Data excerpts
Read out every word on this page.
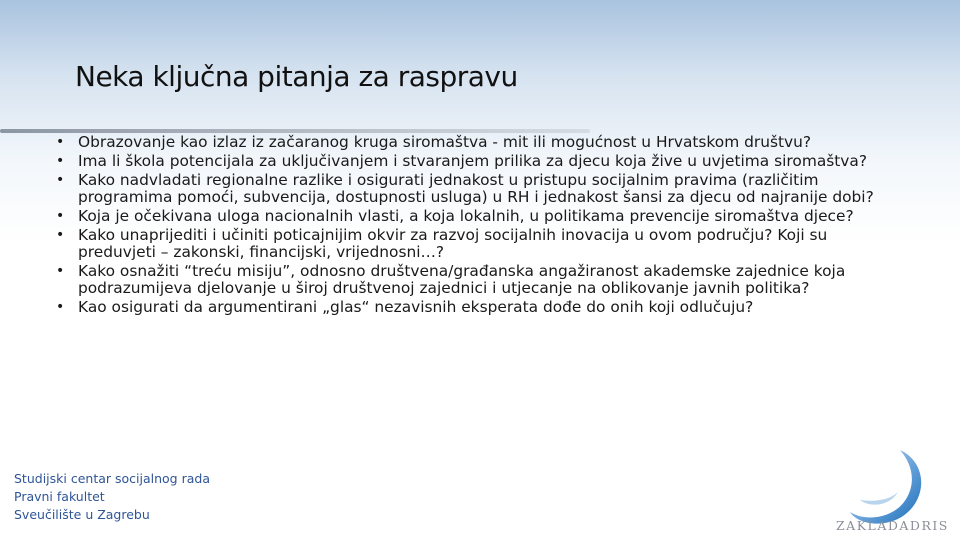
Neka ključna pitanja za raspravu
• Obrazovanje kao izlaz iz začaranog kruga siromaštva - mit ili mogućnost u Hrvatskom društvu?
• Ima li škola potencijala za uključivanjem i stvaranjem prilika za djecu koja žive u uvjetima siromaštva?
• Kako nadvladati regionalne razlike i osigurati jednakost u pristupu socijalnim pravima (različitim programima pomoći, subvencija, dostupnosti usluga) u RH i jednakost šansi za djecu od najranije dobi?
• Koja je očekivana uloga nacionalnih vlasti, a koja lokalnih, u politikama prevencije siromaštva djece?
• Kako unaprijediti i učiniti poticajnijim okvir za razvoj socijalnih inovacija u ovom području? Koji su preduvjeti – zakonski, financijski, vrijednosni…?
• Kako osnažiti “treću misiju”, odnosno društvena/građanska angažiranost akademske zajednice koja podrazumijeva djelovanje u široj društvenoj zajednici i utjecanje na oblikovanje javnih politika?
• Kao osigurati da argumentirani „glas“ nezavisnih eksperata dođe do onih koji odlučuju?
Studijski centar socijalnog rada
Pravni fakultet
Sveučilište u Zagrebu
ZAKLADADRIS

▶ Task description
Quote every line word for word and keep the images out of the copy.

▶ Exercise output
Read out every word on this page.
Neka ključna pitanja za raspravu
• Obrazovanje kao izlaz iz začaranog kruga siromaštva - mit ili mogućnost u Hrvatskom društvu?
• Ima li škola potencijala za uključivanjem i stvaranjem prilika za djecu koja žive u uvjetima siromaštva?
• Kako nadvladati regionalne razlike i osigurati jednakost u pristupu socijalnim pravima (različitim programima pomoći, subvencija, dostupnosti usluga) u RH i jednakost šansi za djecu od najranije dobi?
• Koja je očekivana uloga nacionalnih vlasti, a koja lokalnih, u politikama prevencije siromaštva djece?
• Kako unaprijediti i učiniti poticajnijim okvir za razvoj socijalnih inovacija u ovom području? Koji su preduvjeti – zakonski, financijski, vrijednosni…?
• Kako osnažiti “treću misiju”, odnosno društvena/građanska angažiranost akademske zajednice koja podrazumijeva djelovanje u široj društvenoj zajednici i utjecanje na oblikovanje javnih politika?
• Kao osigurati da argumentirani „glas“ nezavisnih eksperata dođe do onih koji odlučuju?
Studijski centar socijalnog rada
Pravni fakultet
Sveučilište u Zagrebu
ZAKLADADRIS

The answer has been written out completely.